→ **Your objective**:
Each line below should be retyped exactly, with no pictures.

## begin Available data

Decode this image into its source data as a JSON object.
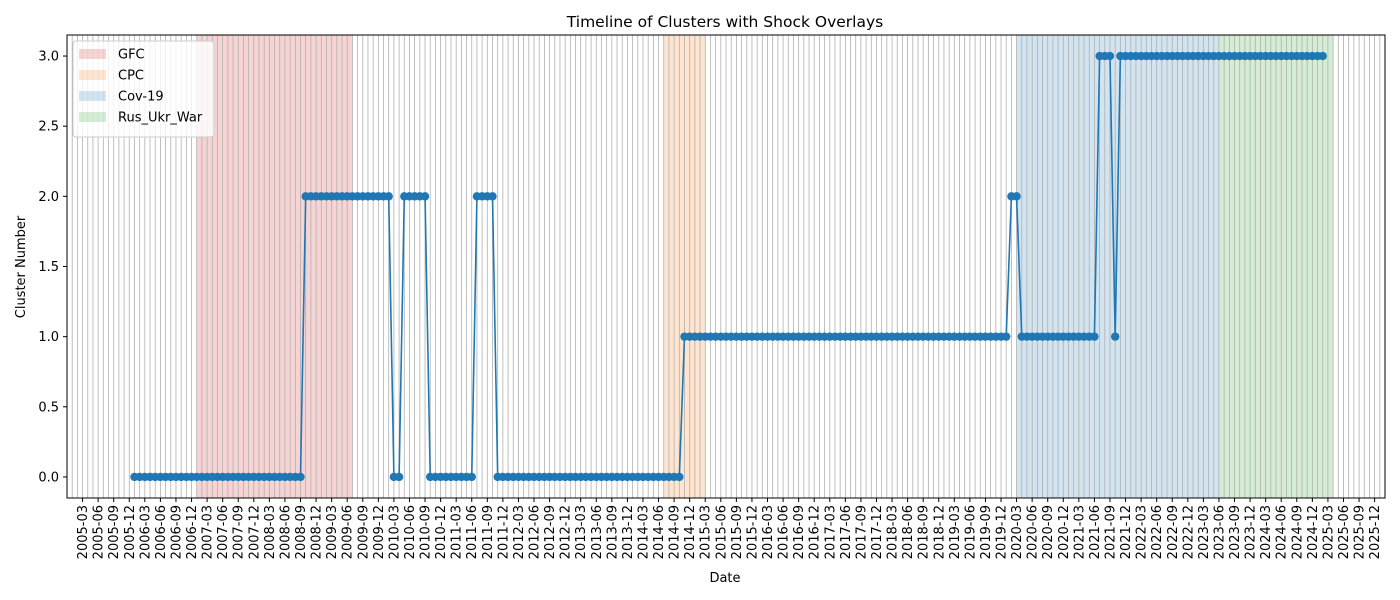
{
  "chart_data": {
    "type": "line",
    "title": "Timeline of Clusters with Shock Overlays",
    "xlabel": "Date",
    "ylabel": "Cluster Number",
    "ylim": [
      -0.15,
      3.15
    ],
    "yticks": [
      "0.0",
      "0.5",
      "1.0",
      "1.5",
      "2.0",
      "2.5",
      "3.0"
    ],
    "xlim": [
      "2004-12",
      "2026-02"
    ],
    "x_grid": true,
    "y_grid": false,
    "legend_position": "upper-left",
    "line_color": "#1f77b4",
    "xticks": [
      "2005-03",
      "2005-06",
      "2005-09",
      "2005-12",
      "2006-03",
      "2006-06",
      "2006-09",
      "2006-12",
      "2007-03",
      "2007-06",
      "2007-09",
      "2007-12",
      "2008-03",
      "2008-06",
      "2008-09",
      "2008-12",
      "2009-03",
      "2009-06",
      "2009-09",
      "2009-12",
      "2010-03",
      "2010-06",
      "2010-09",
      "2010-12",
      "2011-03",
      "2011-06",
      "2011-09",
      "2011-12",
      "2012-03",
      "2012-06",
      "2012-09",
      "2012-12",
      "2013-03",
      "2013-06",
      "2013-09",
      "2013-12",
      "2014-03",
      "2014-06",
      "2014-09",
      "2014-12",
      "2015-03",
      "2015-06",
      "2015-09",
      "2015-12",
      "2016-03",
      "2016-06",
      "2016-09",
      "2016-12",
      "2017-03",
      "2017-06",
      "2017-09",
      "2017-12",
      "2018-03",
      "2018-06",
      "2018-09",
      "2018-12",
      "2019-03",
      "2019-06",
      "2019-09",
      "2019-12",
      "2020-03",
      "2020-06",
      "2020-09",
      "2020-12",
      "2021-03",
      "2021-06",
      "2021-09",
      "2021-12",
      "2022-03",
      "2022-06",
      "2022-09",
      "2022-12",
      "2023-03",
      "2023-06",
      "2023-09",
      "2023-12",
      "2024-03",
      "2024-06",
      "2024-09",
      "2024-12",
      "2025-03",
      "2025-06",
      "2025-09",
      "2025-12"
    ],
    "shocks": [
      {
        "name": "GFC",
        "color": "#d62728",
        "opacity": 0.2,
        "ranges": [
          [
            "2007-01",
            "2009-06"
          ]
        ]
      },
      {
        "name": "CPC",
        "color": "#ff7f0e",
        "opacity": 0.2,
        "ranges": [
          [
            "2014-07",
            "2015-02"
          ]
        ]
      },
      {
        "name": "Cov-19",
        "color": "#1f77b4",
        "opacity": 0.2,
        "ranges": [
          [
            "2020-03",
            "2021-12"
          ],
          [
            "2022-01",
            "2023-05"
          ]
        ]
      },
      {
        "name": "Rus_Ukr_War",
        "color": "#2ca02c",
        "opacity": 0.2,
        "ranges": [
          [
            "2023-06",
            "2024-02"
          ],
          [
            "2024-03",
            "2025-03"
          ]
        ]
      }
    ],
    "series": [
      {
        "start": "2006-01",
        "segments": [
          {
            "months": 33,
            "value": 0
          },
          {
            "months": 17,
            "value": 2
          },
          {
            "months": 2,
            "value": 0
          },
          {
            "months": 5,
            "value": 2
          },
          {
            "months": 9,
            "value": 0
          },
          {
            "months": 4,
            "value": 2
          },
          {
            "months": 36,
            "value": 0
          },
          {
            "months": 63,
            "value": 1
          },
          {
            "months": 2,
            "value": 2
          },
          {
            "months": 15,
            "value": 1
          },
          {
            "months": 3,
            "value": 3
          },
          {
            "months": 1,
            "value": 1
          },
          {
            "months": 40,
            "value": 3
          }
        ]
      }
    ]
  }
}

## end Available data

→ **Output for this task**:
Decode this image into its source data as a JSON object.
{
  "chart_data": {
    "type": "line",
    "title": "Timeline of Clusters with Shock Overlays",
    "xlabel": "Date",
    "ylabel": "Cluster Number",
    "ylim": [
      -0.15,
      3.15
    ],
    "yticks": [
      "0.0",
      "0.5",
      "1.0",
      "1.5",
      "2.0",
      "2.5",
      "3.0"
    ],
    "xlim": [
      "2004-12",
      "2026-02"
    ],
    "x_grid": true,
    "y_grid": false,
    "legend_position": "upper-left",
    "line_color": "#1f77b4",
    "xticks": [
      "2005-03",
      "2005-06",
      "2005-09",
      "2005-12",
      "2006-03",
      "2006-06",
      "2006-09",
      "2006-12",
      "2007-03",
      "2007-06",
      "2007-09",
      "2007-12",
      "2008-03",
      "2008-06",
      "2008-09",
      "2008-12",
      "2009-03",
      "2009-06",
      "2009-09",
      "2009-12",
      "2010-03",
      "2010-06",
      "2010-09",
      "2010-12",
      "2011-03",
      "2011-06",
      "2011-09",
      "2011-12",
      "2012-03",
      "2012-06",
      "2012-09",
      "2012-12",
      "2013-03",
      "2013-06",
      "2013-09",
      "2013-12",
      "2014-03",
      "2014-06",
      "2014-09",
      "2014-12",
      "2015-03",
      "2015-06",
      "2015-09",
      "2015-12",
      "2016-03",
      "2016-06",
      "2016-09",
      "2016-12",
      "2017-03",
      "2017-06",
      "2017-09",
      "2017-12",
      "2018-03",
      "2018-06",
      "2018-09",
      "2018-12",
      "2019-03",
      "2019-06",
      "2019-09",
      "2019-12",
      "2020-03",
      "2020-06",
      "2020-09",
      "2020-12",
      "2021-03",
      "2021-06",
      "2021-09",
      "2021-12",
      "2022-03",
      "2022-06",
      "2022-09",
      "2022-12",
      "2023-03",
      "2023-06",
      "2023-09",
      "2023-12",
      "2024-03",
      "2024-06",
      "2024-09",
      "2024-12",
      "2025-03",
      "2025-06",
      "2025-09",
      "2025-12"
    ],
    "shocks": [
      {
        "name": "GFC",
        "color": "#d62728",
        "opacity": 0.2,
        "ranges": [
          [
            "2007-01",
            "2009-06"
          ]
        ]
      },
      {
        "name": "CPC",
        "color": "#ff7f0e",
        "opacity": 0.2,
        "ranges": [
          [
            "2014-07",
            "2015-02"
          ]
        ]
      },
      {
        "name": "Cov-19",
        "color": "#1f77b4",
        "opacity": 0.2,
        "ranges": [
          [
            "2020-03",
            "2021-12"
          ],
          [
            "2022-01",
            "2023-05"
          ]
        ]
      },
      {
        "name": "Rus_Ukr_War",
        "color": "#2ca02c",
        "opacity": 0.2,
        "ranges": [
          [
            "2023-06",
            "2024-02"
          ],
          [
            "2024-03",
            "2025-03"
          ]
        ]
      }
    ],
    "series": [
      {
        "start": "2006-01",
        "segments": [
          {
            "months": 33,
            "value": 0
          },
          {
            "months": 17,
            "value": 2
          },
          {
            "months": 2,
            "value": 0
          },
          {
            "months": 5,
            "value": 2
          },
          {
            "months": 9,
            "value": 0
          },
          {
            "months": 4,
            "value": 2
          },
          {
            "months": 36,
            "value": 0
          },
          {
            "months": 63,
            "value": 1
          },
          {
            "months": 2,
            "value": 2
          },
          {
            "months": 15,
            "value": 1
          },
          {
            "months": 3,
            "value": 3
          },
          {
            "months": 1,
            "value": 1
          },
          {
            "months": 40,
            "value": 3
          }
        ]
      }
    ]
  }
}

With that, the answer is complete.